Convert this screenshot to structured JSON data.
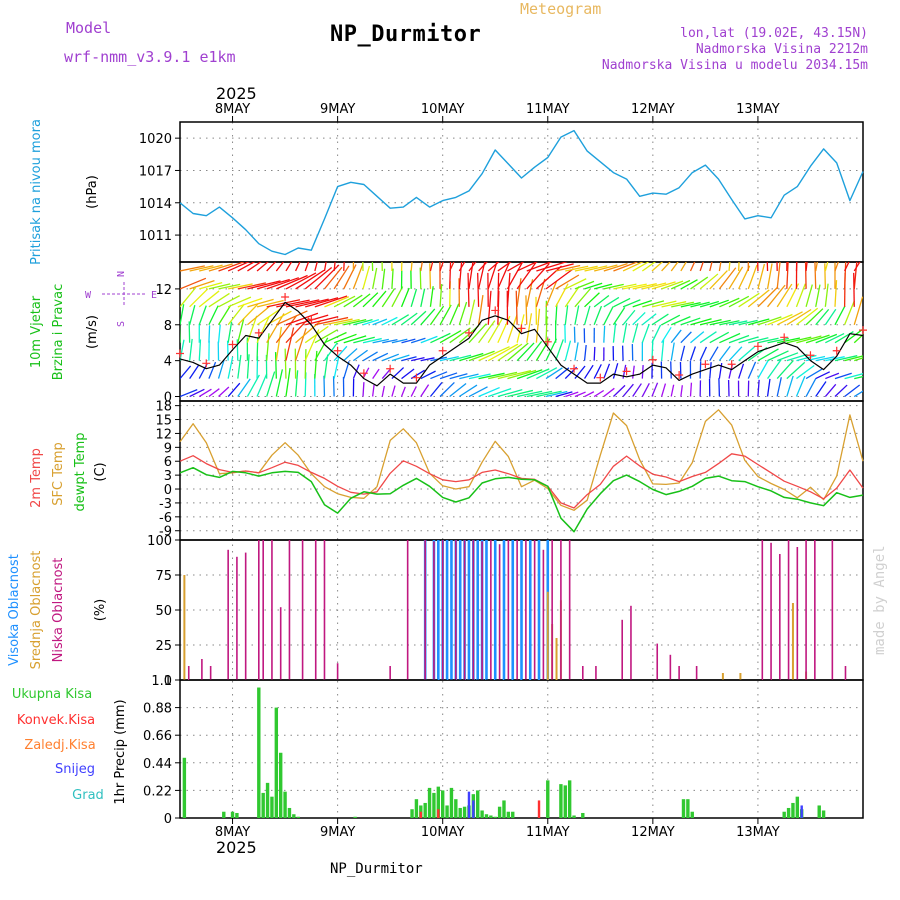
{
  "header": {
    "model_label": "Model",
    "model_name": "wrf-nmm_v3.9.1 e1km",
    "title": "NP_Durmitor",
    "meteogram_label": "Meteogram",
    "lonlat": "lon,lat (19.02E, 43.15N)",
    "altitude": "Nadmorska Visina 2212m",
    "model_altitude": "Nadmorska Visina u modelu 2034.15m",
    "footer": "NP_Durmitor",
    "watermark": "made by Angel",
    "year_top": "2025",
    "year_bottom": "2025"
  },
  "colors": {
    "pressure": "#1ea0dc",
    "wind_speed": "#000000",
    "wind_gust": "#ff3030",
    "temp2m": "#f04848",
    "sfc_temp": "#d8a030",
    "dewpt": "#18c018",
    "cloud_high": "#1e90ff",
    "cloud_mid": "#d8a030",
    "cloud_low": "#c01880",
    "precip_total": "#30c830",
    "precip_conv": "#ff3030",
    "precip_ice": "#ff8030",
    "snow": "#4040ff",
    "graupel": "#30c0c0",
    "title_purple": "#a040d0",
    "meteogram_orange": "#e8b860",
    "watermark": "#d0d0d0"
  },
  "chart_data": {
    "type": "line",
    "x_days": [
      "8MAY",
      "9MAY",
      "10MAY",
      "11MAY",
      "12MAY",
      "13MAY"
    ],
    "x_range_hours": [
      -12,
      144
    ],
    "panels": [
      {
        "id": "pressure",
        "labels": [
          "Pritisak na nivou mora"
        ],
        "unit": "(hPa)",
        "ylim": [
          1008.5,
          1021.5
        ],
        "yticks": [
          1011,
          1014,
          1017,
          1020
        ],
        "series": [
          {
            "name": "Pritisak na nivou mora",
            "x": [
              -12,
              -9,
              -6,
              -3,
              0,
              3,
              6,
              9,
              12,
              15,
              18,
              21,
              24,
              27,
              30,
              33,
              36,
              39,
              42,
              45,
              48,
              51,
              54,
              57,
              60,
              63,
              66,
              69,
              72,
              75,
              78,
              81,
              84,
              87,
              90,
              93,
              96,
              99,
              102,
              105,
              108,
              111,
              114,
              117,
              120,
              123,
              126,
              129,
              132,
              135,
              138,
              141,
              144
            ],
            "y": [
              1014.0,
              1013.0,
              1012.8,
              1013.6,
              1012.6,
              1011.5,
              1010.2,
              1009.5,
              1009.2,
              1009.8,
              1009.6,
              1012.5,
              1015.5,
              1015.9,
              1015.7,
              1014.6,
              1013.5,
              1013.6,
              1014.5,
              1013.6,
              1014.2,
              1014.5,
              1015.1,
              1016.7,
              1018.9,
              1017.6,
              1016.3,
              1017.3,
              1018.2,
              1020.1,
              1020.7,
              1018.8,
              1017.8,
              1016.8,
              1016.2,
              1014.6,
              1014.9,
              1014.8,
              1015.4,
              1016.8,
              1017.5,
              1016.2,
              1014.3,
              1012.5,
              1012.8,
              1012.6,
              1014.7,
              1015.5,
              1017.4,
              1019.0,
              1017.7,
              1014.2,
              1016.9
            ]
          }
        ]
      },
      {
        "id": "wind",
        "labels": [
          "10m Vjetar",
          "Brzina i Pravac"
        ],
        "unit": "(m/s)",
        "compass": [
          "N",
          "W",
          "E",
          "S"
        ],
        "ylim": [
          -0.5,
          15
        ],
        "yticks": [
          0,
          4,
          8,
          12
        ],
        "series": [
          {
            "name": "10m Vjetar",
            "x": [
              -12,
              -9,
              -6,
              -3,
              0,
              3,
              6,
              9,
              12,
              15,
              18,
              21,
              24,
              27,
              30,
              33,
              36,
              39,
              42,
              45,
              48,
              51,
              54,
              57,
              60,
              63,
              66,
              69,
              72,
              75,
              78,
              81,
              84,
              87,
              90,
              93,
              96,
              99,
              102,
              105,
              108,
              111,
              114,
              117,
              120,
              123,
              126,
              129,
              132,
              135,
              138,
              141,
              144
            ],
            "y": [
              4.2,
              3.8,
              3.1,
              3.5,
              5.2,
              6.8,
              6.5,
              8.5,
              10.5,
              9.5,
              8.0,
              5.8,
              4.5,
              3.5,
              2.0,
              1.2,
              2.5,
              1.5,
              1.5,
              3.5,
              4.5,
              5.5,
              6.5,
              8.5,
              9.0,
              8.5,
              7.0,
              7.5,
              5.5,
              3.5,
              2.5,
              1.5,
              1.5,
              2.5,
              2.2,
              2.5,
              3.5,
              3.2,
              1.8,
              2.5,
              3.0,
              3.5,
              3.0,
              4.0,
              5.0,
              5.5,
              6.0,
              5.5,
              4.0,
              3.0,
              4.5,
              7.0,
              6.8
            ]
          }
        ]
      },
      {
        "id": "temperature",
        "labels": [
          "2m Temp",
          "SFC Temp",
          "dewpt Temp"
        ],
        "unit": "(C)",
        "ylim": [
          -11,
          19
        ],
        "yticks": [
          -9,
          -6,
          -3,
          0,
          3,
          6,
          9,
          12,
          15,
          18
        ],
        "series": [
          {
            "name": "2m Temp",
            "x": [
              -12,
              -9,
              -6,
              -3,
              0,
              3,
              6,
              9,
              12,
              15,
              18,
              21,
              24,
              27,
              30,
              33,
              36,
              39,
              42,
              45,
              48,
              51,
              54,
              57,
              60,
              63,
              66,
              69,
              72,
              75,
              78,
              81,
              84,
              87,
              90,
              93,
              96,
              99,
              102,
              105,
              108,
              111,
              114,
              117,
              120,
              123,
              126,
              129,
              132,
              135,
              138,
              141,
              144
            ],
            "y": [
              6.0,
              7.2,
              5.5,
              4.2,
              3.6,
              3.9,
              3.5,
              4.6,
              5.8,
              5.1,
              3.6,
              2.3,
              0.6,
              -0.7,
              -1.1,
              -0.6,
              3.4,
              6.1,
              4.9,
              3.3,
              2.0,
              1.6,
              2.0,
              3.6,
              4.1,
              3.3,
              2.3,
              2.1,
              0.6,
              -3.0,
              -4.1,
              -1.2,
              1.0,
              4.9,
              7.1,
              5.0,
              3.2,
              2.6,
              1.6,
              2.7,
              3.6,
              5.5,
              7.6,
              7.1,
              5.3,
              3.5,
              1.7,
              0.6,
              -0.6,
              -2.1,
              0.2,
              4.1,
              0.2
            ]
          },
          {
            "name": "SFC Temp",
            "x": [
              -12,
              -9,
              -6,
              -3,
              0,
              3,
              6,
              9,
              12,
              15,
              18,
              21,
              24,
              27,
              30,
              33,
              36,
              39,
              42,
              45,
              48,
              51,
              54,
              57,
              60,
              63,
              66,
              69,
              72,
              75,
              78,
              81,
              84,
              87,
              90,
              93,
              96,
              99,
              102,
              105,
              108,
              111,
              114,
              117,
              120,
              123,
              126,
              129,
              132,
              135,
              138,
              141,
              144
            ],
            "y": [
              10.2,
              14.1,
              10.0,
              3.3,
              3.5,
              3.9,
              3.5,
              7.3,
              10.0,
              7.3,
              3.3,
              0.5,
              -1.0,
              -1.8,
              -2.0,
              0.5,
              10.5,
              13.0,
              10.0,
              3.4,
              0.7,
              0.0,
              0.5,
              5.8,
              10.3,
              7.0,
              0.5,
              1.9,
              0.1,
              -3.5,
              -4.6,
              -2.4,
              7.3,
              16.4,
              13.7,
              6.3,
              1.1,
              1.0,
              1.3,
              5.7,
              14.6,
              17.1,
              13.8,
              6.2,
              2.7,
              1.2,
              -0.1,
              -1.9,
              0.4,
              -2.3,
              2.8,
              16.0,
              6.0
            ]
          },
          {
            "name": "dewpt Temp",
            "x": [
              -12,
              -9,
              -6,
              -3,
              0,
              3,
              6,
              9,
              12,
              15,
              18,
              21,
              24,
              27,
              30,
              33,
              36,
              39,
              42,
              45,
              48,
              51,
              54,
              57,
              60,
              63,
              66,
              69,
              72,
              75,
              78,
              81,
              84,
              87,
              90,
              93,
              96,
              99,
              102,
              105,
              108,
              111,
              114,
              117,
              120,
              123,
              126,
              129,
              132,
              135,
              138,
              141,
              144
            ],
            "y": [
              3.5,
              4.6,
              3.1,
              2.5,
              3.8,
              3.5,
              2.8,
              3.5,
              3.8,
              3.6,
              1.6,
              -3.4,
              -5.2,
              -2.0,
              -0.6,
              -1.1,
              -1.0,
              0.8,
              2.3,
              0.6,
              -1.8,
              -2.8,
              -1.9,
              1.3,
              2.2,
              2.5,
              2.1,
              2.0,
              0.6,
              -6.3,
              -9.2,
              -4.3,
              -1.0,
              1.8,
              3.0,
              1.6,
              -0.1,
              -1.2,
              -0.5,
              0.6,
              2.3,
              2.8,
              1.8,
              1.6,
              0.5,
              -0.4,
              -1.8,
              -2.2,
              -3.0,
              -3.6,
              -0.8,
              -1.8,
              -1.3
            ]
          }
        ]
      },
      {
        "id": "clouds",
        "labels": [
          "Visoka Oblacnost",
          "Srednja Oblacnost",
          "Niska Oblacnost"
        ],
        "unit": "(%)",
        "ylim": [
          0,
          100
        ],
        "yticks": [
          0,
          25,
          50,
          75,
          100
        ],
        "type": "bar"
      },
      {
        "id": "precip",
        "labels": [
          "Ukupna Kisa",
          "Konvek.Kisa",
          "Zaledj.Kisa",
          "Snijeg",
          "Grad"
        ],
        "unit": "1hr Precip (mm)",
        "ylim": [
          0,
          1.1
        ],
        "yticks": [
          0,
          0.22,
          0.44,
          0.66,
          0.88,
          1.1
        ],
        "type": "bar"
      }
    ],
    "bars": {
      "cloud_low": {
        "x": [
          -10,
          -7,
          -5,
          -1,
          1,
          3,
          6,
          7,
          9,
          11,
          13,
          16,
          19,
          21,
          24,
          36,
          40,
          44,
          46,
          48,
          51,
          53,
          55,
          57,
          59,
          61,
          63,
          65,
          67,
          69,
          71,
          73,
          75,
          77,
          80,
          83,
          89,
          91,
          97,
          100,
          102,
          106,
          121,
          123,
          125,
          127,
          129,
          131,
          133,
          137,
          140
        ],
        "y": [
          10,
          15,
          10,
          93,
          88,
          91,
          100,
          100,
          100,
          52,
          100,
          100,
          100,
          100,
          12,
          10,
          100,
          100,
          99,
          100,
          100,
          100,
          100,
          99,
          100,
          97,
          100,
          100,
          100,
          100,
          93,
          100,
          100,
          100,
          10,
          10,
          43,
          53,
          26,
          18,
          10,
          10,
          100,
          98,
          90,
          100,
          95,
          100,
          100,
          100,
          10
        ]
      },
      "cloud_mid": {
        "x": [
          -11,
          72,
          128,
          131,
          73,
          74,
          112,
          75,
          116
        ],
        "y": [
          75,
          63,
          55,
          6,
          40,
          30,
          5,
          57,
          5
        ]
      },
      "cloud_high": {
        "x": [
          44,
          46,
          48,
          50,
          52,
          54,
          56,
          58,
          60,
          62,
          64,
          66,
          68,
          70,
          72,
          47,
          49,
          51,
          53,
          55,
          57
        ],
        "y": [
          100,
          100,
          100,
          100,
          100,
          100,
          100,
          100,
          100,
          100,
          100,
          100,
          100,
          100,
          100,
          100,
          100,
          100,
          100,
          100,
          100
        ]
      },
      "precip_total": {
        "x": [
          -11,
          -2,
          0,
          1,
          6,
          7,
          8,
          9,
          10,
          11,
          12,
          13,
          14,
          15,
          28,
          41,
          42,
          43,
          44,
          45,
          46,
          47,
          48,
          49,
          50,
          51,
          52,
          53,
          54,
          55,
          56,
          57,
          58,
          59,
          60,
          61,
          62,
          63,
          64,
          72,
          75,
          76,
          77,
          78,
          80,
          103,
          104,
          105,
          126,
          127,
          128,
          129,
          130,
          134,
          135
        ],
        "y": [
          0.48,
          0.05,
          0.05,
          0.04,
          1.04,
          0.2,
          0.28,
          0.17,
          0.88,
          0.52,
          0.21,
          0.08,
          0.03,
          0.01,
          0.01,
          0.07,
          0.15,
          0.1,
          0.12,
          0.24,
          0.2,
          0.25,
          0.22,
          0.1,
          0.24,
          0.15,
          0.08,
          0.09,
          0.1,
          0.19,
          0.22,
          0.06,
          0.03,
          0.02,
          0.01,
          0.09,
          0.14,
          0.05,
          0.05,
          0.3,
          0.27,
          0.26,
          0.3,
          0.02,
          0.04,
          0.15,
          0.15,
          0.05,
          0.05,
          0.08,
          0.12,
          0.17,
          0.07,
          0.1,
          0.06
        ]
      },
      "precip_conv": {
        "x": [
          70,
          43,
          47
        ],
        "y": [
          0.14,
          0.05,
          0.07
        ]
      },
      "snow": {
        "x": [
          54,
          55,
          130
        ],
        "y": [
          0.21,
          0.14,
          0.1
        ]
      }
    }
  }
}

——————————

_What you are asked to do_:
Lines that include the word "Kisa" are to be extracted from the data above.

_Task result_:
          "Ukupna Kisa",
          "Konvek.Kisa",
          "Zaledj.Kisa",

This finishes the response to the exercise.